Dataset extract:

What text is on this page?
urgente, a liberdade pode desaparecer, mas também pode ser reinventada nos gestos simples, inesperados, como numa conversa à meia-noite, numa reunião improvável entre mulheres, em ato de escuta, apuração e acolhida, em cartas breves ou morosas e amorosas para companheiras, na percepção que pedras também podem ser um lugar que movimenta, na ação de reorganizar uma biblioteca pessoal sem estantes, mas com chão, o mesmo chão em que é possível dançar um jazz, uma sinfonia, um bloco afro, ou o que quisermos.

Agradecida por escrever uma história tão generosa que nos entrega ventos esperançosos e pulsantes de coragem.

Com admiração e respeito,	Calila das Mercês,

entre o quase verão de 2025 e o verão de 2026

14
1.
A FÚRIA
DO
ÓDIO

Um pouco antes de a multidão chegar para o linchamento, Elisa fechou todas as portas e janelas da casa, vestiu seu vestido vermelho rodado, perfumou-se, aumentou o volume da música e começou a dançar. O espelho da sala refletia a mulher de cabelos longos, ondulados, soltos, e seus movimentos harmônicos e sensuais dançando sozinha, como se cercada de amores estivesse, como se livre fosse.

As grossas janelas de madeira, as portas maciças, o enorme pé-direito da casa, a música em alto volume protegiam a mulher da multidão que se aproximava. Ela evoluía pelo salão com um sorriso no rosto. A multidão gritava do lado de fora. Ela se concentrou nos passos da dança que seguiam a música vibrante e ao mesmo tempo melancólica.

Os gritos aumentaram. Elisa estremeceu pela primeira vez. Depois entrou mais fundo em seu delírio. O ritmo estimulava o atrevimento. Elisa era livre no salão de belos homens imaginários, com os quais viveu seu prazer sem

Goal: Copy each line of the preceding data that contains the string "dançar".

Exercise response:
urgente, a liberdade pode desaparecer, mas também pode ser reinventada nos gestos simples, inesperados, como numa conversa à meia-noite, numa reunião improvável entre mulheres, em ato de escuta, apuração e acolhida, em cartas breves ou morosas e amorosas para companheiras, na percepção que pedras também podem ser um lugar que movimenta, na ação de reorganizar uma biblioteca pessoal sem estantes, mas com chão, o mesmo chão em que é possível dançar um jazz, uma sinfonia, um bloco afro, ou o que quisermos.
Um pouco antes de a multidão chegar para o linchamento, Elisa fechou todas as portas e janelas da casa, vestiu seu vestido vermelho rodado, perfumou-se, aumentou o volume da música e começou a dançar. O espelho da sala refletia a mulher de cabelos longos, ondulados, soltos, e seus movimentos harmônicos e sensuais dançando sozinha, como se cercada de amores estivesse, como se livre fosse.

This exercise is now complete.